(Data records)
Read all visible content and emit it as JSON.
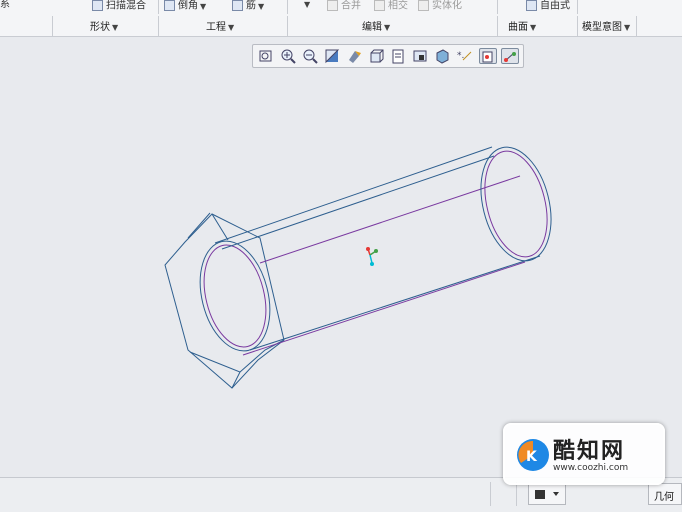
{
  "ribbon": {
    "top_items": [
      {
        "label": "系"
      },
      {
        "label": "扫描混合"
      },
      {
        "label": "倒角"
      },
      {
        "label": "筋"
      },
      {
        "label": "合并"
      },
      {
        "label": "相交"
      },
      {
        "label": "实体化"
      },
      {
        "label": "自由式"
      }
    ],
    "groups": [
      {
        "label": "形状"
      },
      {
        "label": "工程"
      },
      {
        "label": "编辑"
      },
      {
        "label": "曲面"
      },
      {
        "label": "模型意图"
      }
    ]
  },
  "view_toolbar": {
    "tools": [
      "refit-icon",
      "zoom-in-icon",
      "zoom-out-icon",
      "repaint-icon",
      "display-style-icon",
      "saved-views-icon",
      "view-manager-icon",
      "perspective-view-icon",
      "appearance-icon",
      "datum-display-icon",
      "spin-center-icon",
      "annotation-display-icon"
    ]
  },
  "model": {
    "type": "hex nut with cylindrical tube, wireframe"
  },
  "statusbar": {
    "filter_value": "几何",
    "mini_icon": "selection-filter-icon"
  },
  "watermark": {
    "brand": "酷知网",
    "url": "www.coozhi.com"
  },
  "colors": {
    "model_edge": "#2e5f8f",
    "model_inner": "#7a3aa0",
    "background": "#e8eaee",
    "brand_orange": "#f08a24",
    "brand_blue": "#1e88e5"
  }
}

• [EXERCISE]: Transcribe every record above exactly, leaving out the pictures.

• [FINISHED ANSWER]:
Read all visible content and emit it as JSON.
{
  "ribbon": {
    "top_items": [
      {
        "label": "系"
      },
      {
        "label": "扫描混合"
      },
      {
        "label": "倒角"
      },
      {
        "label": "筋"
      },
      {
        "label": "合并"
      },
      {
        "label": "相交"
      },
      {
        "label": "实体化"
      },
      {
        "label": "自由式"
      }
    ],
    "groups": [
      {
        "label": "形状"
      },
      {
        "label": "工程"
      },
      {
        "label": "编辑"
      },
      {
        "label": "曲面"
      },
      {
        "label": "模型意图"
      }
    ]
  },
  "view_toolbar": {
    "tools": [
      "refit-icon",
      "zoom-in-icon",
      "zoom-out-icon",
      "repaint-icon",
      "display-style-icon",
      "saved-views-icon",
      "view-manager-icon",
      "perspective-view-icon",
      "appearance-icon",
      "datum-display-icon",
      "spin-center-icon",
      "annotation-display-icon"
    ]
  },
  "model": {
    "type": "hex nut with cylindrical tube, wireframe"
  },
  "statusbar": {
    "filter_value": "几何",
    "mini_icon": "selection-filter-icon"
  },
  "watermark": {
    "brand": "酷知网",
    "url": "www.coozhi.com"
  },
  "colors": {
    "model_edge": "#2e5f8f",
    "model_inner": "#7a3aa0",
    "background": "#e8eaee",
    "brand_orange": "#f08a24",
    "brand_blue": "#1e88e5"
  }
}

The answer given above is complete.